(Saved entries)

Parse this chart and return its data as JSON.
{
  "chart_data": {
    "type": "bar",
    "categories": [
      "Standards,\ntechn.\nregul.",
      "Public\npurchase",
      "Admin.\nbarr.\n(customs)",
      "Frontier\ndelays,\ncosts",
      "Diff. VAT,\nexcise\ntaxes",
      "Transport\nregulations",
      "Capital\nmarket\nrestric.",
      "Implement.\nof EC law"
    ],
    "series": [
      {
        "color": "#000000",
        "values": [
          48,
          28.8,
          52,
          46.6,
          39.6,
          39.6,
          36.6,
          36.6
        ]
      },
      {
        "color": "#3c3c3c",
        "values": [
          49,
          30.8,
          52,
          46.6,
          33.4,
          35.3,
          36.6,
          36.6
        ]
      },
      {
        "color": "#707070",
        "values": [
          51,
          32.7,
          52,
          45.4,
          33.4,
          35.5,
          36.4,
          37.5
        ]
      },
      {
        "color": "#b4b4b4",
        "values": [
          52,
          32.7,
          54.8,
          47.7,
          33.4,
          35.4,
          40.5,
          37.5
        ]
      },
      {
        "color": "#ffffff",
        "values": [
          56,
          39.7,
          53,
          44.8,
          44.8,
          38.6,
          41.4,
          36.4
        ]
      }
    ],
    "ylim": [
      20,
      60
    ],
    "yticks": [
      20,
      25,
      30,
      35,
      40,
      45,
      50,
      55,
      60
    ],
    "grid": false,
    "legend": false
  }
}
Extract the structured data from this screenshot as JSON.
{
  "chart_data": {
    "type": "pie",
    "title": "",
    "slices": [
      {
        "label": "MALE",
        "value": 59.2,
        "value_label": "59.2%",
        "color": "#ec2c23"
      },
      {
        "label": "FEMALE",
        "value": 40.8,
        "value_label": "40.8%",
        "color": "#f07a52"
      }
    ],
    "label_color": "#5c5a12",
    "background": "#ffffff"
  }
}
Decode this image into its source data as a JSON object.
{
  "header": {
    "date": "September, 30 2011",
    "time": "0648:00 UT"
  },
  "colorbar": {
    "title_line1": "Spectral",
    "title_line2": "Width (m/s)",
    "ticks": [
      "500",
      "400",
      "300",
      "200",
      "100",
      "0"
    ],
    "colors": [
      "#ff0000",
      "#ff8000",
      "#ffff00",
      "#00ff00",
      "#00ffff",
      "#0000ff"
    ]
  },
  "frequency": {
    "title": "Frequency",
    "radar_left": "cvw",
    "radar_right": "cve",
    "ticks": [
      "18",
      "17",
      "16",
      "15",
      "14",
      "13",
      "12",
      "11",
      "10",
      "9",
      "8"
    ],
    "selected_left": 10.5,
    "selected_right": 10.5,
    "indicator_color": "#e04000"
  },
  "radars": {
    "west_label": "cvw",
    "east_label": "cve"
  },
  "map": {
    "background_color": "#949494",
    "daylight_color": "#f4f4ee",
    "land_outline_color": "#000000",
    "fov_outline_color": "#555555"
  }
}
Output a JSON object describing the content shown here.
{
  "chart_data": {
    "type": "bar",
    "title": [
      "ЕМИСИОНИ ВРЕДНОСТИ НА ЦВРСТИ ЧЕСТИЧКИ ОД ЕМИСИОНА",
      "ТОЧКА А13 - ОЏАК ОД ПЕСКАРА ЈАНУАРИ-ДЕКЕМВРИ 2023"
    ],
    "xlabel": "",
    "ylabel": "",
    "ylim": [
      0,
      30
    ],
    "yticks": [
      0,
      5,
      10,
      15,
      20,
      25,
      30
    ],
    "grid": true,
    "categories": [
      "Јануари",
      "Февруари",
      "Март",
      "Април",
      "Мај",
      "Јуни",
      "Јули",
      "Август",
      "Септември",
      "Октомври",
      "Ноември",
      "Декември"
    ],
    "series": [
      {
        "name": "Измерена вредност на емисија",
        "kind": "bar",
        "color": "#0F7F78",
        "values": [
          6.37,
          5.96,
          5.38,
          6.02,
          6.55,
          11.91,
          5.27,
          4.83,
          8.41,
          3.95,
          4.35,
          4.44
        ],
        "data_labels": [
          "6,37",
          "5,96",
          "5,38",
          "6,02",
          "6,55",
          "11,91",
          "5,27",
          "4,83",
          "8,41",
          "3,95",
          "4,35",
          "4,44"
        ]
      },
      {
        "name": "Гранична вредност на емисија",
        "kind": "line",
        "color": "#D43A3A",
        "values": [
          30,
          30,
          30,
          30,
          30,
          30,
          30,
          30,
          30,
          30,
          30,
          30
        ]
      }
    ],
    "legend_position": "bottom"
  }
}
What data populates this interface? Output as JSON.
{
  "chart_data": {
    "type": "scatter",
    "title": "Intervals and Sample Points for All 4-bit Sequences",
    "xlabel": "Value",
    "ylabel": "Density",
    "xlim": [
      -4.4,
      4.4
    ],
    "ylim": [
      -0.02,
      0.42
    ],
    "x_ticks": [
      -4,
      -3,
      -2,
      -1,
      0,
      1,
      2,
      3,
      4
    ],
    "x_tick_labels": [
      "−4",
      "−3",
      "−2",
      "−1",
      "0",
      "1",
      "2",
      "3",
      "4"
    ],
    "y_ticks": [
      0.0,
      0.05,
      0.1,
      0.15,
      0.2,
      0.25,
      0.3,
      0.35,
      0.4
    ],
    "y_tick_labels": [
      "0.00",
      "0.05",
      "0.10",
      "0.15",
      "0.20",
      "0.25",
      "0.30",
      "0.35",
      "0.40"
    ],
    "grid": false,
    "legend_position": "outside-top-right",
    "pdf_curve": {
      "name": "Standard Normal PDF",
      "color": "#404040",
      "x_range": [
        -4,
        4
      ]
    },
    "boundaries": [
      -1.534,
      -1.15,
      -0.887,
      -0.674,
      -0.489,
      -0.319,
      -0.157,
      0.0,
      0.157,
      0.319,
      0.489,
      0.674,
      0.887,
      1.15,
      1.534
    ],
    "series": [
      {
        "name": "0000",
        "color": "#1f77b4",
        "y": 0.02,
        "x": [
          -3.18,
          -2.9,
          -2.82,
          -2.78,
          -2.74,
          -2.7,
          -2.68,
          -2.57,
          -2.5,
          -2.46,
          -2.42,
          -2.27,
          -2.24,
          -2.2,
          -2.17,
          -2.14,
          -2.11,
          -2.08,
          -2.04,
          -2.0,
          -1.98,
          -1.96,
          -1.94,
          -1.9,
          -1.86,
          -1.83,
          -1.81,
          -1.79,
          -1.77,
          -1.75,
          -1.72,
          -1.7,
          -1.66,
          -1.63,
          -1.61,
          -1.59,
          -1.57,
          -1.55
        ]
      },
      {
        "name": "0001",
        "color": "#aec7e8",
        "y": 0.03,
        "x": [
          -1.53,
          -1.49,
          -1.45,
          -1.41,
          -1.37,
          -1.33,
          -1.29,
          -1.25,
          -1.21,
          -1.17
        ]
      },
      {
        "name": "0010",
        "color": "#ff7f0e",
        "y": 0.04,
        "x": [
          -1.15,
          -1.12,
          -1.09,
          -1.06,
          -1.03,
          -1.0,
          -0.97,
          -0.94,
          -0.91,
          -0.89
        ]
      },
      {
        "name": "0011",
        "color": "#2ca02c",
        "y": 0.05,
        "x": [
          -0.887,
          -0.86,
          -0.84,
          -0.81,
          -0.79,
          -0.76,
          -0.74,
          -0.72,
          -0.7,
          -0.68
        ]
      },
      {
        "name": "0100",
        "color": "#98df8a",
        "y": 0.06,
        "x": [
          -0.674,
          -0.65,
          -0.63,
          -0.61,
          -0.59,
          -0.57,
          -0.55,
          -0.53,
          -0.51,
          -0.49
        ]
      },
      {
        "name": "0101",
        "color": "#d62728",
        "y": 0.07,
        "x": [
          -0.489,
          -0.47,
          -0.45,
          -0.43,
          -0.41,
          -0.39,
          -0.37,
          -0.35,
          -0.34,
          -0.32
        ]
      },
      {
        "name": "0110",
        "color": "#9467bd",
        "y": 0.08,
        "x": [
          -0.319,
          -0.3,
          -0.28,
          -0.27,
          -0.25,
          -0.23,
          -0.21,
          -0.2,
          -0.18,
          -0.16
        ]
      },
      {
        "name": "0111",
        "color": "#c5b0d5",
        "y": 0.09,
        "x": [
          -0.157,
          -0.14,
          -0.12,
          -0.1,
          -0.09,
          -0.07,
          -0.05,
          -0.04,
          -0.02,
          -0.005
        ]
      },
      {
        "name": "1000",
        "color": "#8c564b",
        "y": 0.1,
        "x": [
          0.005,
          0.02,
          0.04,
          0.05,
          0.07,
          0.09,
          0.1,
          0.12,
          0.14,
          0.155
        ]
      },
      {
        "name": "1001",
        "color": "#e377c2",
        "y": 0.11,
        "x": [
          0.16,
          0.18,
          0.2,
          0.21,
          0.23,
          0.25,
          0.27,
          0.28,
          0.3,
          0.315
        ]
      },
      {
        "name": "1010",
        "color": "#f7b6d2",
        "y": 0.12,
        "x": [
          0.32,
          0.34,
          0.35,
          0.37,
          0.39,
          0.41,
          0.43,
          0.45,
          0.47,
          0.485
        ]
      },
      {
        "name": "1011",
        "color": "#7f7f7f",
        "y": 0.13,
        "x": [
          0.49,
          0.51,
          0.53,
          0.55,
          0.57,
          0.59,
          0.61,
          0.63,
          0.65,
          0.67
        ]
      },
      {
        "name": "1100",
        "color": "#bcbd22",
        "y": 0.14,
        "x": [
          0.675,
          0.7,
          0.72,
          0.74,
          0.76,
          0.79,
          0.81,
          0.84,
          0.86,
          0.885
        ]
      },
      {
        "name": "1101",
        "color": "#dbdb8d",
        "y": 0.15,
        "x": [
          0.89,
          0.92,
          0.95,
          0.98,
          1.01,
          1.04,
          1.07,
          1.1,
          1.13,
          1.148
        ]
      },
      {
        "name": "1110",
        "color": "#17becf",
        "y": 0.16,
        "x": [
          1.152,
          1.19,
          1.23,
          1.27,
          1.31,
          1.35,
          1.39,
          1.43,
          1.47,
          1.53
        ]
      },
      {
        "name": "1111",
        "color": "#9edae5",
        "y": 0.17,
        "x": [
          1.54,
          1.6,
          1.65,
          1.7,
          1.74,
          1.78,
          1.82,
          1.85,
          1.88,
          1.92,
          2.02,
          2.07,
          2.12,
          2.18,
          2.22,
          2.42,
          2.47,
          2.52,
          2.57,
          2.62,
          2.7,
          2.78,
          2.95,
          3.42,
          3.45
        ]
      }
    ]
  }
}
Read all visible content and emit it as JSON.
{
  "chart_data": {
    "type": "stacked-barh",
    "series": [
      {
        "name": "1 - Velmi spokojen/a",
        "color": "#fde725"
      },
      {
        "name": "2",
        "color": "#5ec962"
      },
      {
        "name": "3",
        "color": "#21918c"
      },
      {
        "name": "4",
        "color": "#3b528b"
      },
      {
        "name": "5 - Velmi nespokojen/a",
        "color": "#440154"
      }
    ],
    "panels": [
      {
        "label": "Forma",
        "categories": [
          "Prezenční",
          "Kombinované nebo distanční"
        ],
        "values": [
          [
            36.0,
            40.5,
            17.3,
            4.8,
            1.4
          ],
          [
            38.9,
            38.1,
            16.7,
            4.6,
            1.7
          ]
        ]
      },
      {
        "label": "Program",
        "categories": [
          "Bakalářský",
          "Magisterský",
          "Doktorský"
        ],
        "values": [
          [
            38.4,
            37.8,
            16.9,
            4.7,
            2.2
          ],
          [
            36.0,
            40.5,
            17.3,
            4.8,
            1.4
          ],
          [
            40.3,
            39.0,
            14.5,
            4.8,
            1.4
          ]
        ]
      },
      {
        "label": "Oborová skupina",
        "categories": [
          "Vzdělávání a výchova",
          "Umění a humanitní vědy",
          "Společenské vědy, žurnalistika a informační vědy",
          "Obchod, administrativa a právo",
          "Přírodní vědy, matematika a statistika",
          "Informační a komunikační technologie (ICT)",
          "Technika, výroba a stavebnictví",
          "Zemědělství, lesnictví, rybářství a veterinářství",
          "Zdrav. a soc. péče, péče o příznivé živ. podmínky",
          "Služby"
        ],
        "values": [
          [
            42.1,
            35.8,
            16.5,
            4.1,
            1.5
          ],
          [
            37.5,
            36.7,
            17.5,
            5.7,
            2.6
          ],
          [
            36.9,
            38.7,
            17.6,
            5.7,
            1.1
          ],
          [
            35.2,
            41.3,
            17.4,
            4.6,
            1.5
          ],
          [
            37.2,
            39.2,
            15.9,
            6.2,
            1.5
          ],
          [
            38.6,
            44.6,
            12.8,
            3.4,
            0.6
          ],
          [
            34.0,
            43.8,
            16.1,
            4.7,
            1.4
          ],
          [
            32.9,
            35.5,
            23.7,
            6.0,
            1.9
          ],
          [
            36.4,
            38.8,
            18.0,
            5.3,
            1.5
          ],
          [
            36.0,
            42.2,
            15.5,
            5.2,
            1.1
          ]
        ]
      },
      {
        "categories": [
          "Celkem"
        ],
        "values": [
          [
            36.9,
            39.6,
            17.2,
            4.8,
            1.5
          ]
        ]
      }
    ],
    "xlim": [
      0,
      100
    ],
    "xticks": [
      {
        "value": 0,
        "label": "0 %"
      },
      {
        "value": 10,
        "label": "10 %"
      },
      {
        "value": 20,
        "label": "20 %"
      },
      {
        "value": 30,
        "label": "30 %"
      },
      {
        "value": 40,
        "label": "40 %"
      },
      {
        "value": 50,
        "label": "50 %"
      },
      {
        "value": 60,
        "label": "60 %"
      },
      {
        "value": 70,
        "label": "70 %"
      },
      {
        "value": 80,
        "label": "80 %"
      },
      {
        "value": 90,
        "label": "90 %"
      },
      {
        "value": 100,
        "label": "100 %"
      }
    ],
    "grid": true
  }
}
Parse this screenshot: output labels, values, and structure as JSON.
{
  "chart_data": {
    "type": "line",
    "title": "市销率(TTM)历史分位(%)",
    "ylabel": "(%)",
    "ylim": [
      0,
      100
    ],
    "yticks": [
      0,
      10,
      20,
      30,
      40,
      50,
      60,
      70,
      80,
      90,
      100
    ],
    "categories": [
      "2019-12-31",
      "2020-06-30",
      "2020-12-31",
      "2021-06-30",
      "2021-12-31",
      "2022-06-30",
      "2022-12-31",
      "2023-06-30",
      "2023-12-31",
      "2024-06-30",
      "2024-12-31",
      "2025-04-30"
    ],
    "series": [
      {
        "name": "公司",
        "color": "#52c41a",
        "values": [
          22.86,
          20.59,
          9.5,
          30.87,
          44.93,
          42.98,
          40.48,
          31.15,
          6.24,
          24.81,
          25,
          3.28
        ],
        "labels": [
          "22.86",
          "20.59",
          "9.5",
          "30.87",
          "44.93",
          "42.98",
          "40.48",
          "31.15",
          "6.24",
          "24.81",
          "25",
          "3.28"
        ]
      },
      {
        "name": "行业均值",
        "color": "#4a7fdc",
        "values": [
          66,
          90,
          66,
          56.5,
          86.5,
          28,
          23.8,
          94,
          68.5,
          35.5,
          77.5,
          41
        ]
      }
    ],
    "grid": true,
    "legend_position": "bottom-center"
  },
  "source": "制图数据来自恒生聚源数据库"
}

**Task requirements**
Pull out the lines above in which the word "screenshot" appears.

**Solution to the exercise**
Extract the structured data from this screenshot as JSON.
Parse this screenshot: output labels, values, and structure as JSON.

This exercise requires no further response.